• [CHALLENGE]: Give the entries back exactly, dropping each image.

[START OF ENTRIES]

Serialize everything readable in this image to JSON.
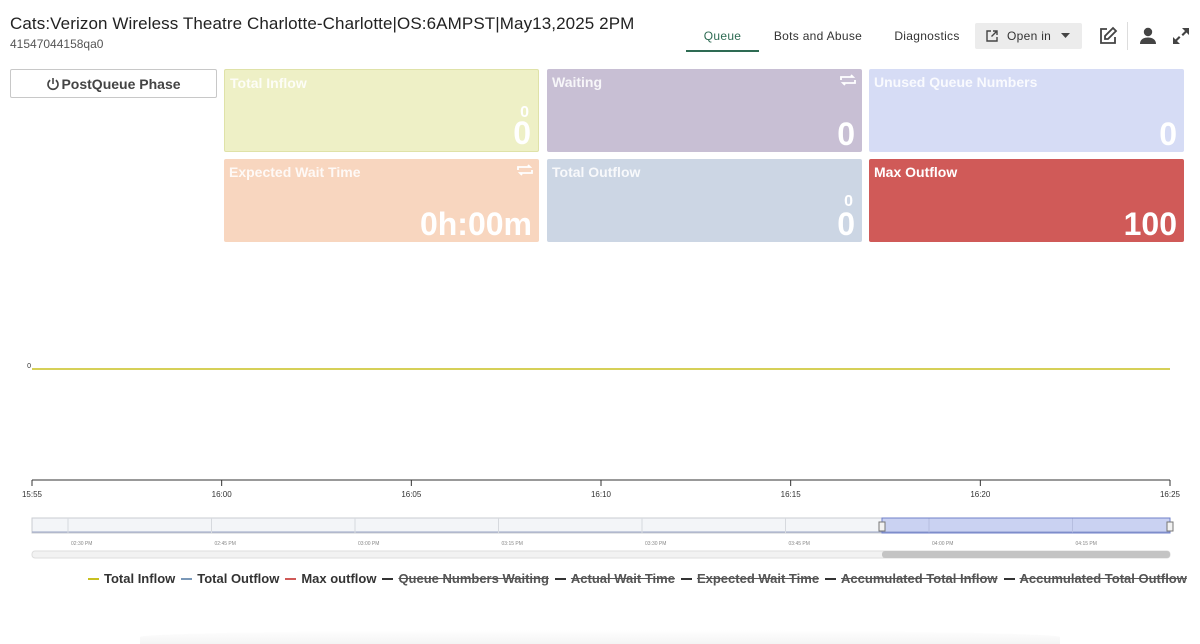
{
  "header": {
    "title": "Cats:Verizon Wireless Theatre Charlotte-Charlotte|OS:6AMPST|May13,2025 2PM",
    "subtitle": "41547044158qa0"
  },
  "tabs": [
    {
      "label": "Queue",
      "active": true
    },
    {
      "label": "Bots and Abuse",
      "active": false
    },
    {
      "label": "Diagnostics",
      "active": false
    }
  ],
  "open_in": {
    "label": "Open in",
    "icon": "external-link-icon"
  },
  "header_icons": [
    "edit-icon",
    "user-icon",
    "expand-icon"
  ],
  "phase_button": {
    "label": "PostQueue Phase",
    "icon": "power-icon"
  },
  "cards": {
    "total_inflow": {
      "title": "Total Inflow",
      "small": "0",
      "value": "0",
      "color": "#eef0c6"
    },
    "waiting": {
      "title": "Waiting",
      "value": "0",
      "color": "#c8bfd4"
    },
    "unused_queue_numbers": {
      "title": "Unused Queue Numbers",
      "value": "0",
      "color": "#d6dcf5"
    },
    "expected_wait_time": {
      "title": "Expected Wait Time",
      "value": "0h:00m",
      "color": "#f8d6bf"
    },
    "total_outflow": {
      "title": "Total Outflow",
      "small": "0",
      "value": "0",
      "color": "#ccd6e4"
    },
    "max_outflow": {
      "title": "Max Outflow",
      "value": "100",
      "color": "#d05a58"
    }
  },
  "chart_data": {
    "type": "line",
    "x": [
      "15:55",
      "16:00",
      "16:05",
      "16:10",
      "16:15",
      "16:20",
      "16:25"
    ],
    "series": [
      {
        "name": "Total Inflow",
        "color": "#c8c020",
        "values": [
          0,
          0,
          0,
          0,
          0,
          0,
          0
        ],
        "visible": true
      },
      {
        "name": "Total Outflow",
        "color": "#7a98b8",
        "visible": true
      },
      {
        "name": "Max outflow",
        "color": "#d05a58",
        "visible": true
      },
      {
        "name": "Queue Numbers Waiting",
        "color": "#333333",
        "visible": false
      },
      {
        "name": "Actual Wait Time",
        "color": "#333333",
        "visible": false
      },
      {
        "name": "Expected Wait Time",
        "color": "#333333",
        "visible": false
      },
      {
        "name": "Accumulated Total Inflow",
        "color": "#333333",
        "visible": false
      },
      {
        "name": "Accumulated Total Outflow",
        "color": "#333333",
        "visible": false
      }
    ],
    "y_tick_labels": [
      "0"
    ],
    "navigator_ticks": [
      "02:30 PM",
      "02:45 PM",
      "03:00 PM",
      "03:15 PM",
      "03:30 PM",
      "03:45 PM",
      "04:00 PM",
      "04:15 PM"
    ],
    "grid": false,
    "legend_position": "bottom"
  }
}
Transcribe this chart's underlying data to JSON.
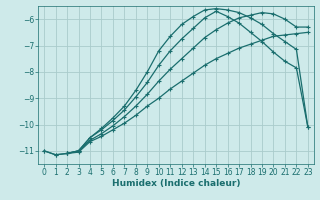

[END OF ENTRIES]

• [THE OUTPUT]:
Serialize everything readable in this image to JSON.
{
  "header": {
    "title": "Cats:Verizon Wireless Theatre Charlotte-Charlotte|OS:6AMPST|May13,2025 2PM",
    "subtitle": "41547044158qa0"
  },
  "tabs": [
    {
      "label": "Queue",
      "active": true
    },
    {
      "label": "Bots and Abuse",
      "active": false
    },
    {
      "label": "Diagnostics",
      "active": false
    }
  ],
  "open_in": {
    "label": "Open in",
    "icon": "external-link-icon"
  },
  "header_icons": [
    "edit-icon",
    "user-icon",
    "expand-icon"
  ],
  "phase_button": {
    "label": "PostQueue Phase",
    "icon": "power-icon"
  },
  "cards": {
    "total_inflow": {
      "title": "Total Inflow",
      "small": "0",
      "value": "0",
      "color": "#eef0c6"
    },
    "waiting": {
      "title": "Waiting",
      "value": "0",
      "color": "#c8bfd4"
    },
    "unused_queue_numbers": {
      "title": "Unused Queue Numbers",
      "value": "0",
      "color": "#d6dcf5"
    },
    "expected_wait_time": {
      "title": "Expected Wait Time",
      "value": "0h:00m",
      "color": "#f8d6bf"
    },
    "total_outflow": {
      "title": "Total Outflow",
      "small": "0",
      "value": "0",
      "color": "#ccd6e4"
    },
    "max_outflow": {
      "title": "Max Outflow",
      "value": "100",
      "color": "#d05a58"
    }
  },
  "chart_data": {
    "type": "line",
    "x": [
      "15:55",
      "16:00",
      "16:05",
      "16:10",
      "16:15",
      "16:20",
      "16:25"
    ],
    "series": [
      {
        "name": "Total Inflow",
        "color": "#c8c020",
        "values": [
          0,
          0,
          0,
          0,
          0,
          0,
          0
        ],
        "visible": true
      },
      {
        "name": "Total Outflow",
        "color": "#7a98b8",
        "visible": true
      },
      {
        "name": "Max outflow",
        "color": "#d05a58",
        "visible": true
      },
      {
        "name": "Queue Numbers Waiting",
        "color": "#333333",
        "visible": false
      },
      {
        "name": "Actual Wait Time",
        "color": "#333333",
        "visible": false
      },
      {
        "name": "Expected Wait Time",
        "color": "#333333",
        "visible": false
      },
      {
        "name": "Accumulated Total Inflow",
        "color": "#333333",
        "visible": false
      },
      {
        "name": "Accumulated Total Outflow",
        "color": "#333333",
        "visible": false
      }
    ],
    "y_tick_labels": [
      "0"
    ],
    "navigator_ticks": [
      "02:30 PM",
      "02:45 PM",
      "03:00 PM",
      "03:15 PM",
      "03:30 PM",
      "03:45 PM",
      "04:00 PM",
      "04:15 PM"
    ],
    "grid": false,
    "legend_position": "bottom"
  }
}
Transcribe this chart's underlying data to JSON.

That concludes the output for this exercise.